_Given task_: Find all lines in the listing that include the word "Output", then copy them.

_Provided records_:
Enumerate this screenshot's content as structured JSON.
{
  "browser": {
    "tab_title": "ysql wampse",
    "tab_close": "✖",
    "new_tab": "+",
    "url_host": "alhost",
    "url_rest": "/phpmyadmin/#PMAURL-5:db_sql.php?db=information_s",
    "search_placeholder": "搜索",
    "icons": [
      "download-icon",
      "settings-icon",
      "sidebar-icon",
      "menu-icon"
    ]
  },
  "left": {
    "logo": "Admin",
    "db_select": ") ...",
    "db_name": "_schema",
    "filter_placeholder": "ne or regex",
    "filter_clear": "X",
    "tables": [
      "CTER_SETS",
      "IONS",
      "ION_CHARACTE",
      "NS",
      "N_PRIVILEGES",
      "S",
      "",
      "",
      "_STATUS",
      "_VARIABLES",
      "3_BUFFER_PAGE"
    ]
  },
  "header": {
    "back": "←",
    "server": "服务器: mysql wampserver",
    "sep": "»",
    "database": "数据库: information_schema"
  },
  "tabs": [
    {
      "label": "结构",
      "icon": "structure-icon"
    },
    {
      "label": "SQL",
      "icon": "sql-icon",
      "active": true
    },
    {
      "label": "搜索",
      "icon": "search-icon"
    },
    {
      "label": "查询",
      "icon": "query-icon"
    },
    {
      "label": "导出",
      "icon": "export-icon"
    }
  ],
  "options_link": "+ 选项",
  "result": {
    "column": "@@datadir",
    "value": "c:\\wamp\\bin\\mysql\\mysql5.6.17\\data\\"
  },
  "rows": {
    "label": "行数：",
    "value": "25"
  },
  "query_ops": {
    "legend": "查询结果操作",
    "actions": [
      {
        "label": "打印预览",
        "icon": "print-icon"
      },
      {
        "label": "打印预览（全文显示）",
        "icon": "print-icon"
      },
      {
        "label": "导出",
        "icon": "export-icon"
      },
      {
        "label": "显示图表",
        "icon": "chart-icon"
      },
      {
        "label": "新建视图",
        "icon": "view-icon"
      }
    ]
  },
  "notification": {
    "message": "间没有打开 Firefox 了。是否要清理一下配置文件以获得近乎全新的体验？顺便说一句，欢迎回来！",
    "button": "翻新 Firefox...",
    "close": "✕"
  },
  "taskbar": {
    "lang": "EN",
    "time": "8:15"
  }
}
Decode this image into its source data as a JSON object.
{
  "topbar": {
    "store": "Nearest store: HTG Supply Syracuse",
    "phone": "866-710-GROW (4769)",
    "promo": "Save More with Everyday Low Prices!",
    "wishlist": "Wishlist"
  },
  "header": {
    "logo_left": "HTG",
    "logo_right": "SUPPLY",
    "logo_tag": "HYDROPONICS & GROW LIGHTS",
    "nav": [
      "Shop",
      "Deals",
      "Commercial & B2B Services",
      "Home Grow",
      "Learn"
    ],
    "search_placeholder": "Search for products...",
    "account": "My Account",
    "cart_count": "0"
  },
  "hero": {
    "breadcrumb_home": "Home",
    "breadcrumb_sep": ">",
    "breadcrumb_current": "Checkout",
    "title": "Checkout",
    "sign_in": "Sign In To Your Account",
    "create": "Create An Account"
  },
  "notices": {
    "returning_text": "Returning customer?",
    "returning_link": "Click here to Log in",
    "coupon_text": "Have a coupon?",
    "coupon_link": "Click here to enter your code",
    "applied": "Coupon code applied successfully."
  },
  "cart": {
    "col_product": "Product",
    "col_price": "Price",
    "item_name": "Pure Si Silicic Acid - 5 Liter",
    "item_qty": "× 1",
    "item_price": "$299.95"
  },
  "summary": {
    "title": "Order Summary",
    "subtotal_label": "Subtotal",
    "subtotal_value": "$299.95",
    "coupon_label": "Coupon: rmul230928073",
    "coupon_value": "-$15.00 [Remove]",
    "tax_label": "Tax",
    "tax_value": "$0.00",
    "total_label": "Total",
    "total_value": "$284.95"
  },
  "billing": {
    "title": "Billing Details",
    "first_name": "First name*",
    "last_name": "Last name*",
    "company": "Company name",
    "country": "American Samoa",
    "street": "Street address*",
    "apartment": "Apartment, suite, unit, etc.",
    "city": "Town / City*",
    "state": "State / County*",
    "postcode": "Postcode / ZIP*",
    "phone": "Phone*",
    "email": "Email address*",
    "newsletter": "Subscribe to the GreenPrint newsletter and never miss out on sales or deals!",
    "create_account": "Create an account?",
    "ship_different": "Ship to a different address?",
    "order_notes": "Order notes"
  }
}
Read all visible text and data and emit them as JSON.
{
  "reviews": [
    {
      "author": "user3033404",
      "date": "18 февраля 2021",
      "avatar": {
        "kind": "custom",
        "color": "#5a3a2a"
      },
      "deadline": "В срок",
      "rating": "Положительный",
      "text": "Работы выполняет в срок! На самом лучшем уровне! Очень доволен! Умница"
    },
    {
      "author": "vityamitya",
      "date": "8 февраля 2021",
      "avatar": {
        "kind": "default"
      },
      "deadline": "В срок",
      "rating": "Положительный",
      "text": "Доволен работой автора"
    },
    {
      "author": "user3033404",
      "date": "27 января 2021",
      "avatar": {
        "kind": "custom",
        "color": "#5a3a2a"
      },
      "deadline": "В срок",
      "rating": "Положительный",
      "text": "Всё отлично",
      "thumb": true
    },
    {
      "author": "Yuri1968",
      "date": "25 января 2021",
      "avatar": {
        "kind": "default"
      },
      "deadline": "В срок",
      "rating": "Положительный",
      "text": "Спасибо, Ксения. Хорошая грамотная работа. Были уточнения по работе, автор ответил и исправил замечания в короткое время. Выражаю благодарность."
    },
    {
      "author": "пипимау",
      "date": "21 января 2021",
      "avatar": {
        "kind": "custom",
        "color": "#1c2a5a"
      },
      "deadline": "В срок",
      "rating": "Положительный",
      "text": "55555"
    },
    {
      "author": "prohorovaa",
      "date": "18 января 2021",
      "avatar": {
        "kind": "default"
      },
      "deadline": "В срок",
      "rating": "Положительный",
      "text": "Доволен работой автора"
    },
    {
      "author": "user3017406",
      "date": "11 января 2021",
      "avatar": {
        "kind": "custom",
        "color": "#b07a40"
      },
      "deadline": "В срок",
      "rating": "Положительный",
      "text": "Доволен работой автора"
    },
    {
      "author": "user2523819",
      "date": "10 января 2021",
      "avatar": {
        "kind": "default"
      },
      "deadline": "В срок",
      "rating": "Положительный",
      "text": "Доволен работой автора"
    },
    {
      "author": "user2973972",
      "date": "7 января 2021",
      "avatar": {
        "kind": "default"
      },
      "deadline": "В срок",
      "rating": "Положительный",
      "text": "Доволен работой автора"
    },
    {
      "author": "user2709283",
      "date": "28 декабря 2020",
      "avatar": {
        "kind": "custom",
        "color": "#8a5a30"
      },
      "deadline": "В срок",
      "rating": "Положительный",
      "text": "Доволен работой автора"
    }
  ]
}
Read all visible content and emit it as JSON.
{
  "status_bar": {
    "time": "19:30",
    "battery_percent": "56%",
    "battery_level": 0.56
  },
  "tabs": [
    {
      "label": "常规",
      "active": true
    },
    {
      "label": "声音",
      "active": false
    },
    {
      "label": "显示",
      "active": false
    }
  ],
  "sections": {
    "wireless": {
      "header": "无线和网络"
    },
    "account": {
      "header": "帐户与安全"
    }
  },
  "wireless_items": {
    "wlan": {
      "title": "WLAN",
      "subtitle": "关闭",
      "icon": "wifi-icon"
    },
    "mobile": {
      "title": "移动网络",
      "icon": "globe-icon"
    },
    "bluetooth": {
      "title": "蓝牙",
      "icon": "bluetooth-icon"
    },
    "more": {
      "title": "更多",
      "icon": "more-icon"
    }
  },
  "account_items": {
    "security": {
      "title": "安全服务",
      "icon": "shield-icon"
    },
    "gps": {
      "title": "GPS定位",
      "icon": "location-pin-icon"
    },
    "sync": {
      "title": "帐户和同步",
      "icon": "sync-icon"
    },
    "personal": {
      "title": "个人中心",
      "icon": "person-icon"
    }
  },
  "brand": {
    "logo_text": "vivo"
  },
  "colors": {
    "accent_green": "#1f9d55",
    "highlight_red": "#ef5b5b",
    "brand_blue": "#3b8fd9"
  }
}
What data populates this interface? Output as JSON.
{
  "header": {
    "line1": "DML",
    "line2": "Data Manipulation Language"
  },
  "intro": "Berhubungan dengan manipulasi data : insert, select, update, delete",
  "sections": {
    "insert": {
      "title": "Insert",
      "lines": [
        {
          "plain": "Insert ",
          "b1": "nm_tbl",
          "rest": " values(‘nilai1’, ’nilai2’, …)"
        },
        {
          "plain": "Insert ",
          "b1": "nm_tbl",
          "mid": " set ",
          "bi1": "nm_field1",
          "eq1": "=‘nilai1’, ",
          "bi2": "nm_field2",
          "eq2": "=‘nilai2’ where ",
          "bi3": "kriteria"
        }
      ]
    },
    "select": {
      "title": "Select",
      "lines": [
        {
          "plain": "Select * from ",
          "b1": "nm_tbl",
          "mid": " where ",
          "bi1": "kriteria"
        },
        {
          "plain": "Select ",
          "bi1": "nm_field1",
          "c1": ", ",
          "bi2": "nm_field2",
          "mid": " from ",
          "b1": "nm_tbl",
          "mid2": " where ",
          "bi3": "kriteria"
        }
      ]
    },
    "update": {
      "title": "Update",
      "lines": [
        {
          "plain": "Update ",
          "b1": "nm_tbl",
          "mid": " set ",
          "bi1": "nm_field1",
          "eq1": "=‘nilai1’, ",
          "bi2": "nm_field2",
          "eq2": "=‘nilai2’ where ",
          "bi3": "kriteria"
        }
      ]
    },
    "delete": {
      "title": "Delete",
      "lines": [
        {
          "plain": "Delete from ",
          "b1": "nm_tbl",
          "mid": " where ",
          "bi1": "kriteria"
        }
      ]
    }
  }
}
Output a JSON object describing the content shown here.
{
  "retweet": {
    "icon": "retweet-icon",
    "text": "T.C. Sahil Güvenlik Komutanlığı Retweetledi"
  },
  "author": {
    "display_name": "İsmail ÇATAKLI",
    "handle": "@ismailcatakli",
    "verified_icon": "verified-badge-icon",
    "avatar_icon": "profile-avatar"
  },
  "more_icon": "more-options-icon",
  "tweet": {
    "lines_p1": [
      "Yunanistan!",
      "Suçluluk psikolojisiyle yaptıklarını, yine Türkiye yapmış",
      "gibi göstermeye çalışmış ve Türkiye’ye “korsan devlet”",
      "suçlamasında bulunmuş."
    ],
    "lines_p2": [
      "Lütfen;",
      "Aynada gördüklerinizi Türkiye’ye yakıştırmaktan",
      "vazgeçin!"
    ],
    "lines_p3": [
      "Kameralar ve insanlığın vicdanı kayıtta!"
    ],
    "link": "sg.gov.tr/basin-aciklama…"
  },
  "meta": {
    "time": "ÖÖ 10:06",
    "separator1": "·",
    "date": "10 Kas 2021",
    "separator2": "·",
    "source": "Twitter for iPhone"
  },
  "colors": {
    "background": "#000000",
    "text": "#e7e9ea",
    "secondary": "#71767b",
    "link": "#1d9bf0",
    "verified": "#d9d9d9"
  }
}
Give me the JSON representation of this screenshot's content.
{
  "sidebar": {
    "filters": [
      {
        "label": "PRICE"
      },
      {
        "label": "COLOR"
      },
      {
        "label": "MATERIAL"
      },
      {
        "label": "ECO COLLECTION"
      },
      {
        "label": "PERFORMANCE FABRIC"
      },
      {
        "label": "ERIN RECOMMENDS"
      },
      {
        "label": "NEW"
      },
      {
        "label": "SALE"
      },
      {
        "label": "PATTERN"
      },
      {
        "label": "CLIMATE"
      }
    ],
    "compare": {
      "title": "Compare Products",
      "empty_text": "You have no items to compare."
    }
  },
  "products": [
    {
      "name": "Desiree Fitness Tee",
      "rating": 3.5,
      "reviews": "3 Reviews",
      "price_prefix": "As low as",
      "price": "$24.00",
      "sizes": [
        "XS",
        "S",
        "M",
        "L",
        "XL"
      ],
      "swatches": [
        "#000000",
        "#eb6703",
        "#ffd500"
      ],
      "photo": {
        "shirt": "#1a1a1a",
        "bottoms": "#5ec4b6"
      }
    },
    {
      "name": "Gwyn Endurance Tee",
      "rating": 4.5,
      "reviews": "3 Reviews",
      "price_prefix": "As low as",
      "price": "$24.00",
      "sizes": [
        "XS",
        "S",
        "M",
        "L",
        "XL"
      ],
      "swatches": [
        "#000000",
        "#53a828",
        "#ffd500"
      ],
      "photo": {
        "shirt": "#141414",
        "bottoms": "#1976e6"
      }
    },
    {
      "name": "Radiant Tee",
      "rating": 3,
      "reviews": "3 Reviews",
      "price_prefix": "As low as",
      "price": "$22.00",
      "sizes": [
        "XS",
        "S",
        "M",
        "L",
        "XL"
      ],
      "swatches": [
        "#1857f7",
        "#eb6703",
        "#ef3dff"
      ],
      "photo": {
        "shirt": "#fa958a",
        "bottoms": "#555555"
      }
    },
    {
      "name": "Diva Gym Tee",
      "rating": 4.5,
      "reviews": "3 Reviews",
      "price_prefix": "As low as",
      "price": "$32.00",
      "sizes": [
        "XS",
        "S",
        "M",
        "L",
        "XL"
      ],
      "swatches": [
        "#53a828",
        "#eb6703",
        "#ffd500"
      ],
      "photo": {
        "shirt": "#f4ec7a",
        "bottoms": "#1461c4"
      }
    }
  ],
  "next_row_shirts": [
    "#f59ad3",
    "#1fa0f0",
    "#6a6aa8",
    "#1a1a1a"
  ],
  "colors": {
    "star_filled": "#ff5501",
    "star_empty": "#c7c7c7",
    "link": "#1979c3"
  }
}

_Task response_:
What data populates this interface? Output as JSON.
Output a JSON object describing the content shown here.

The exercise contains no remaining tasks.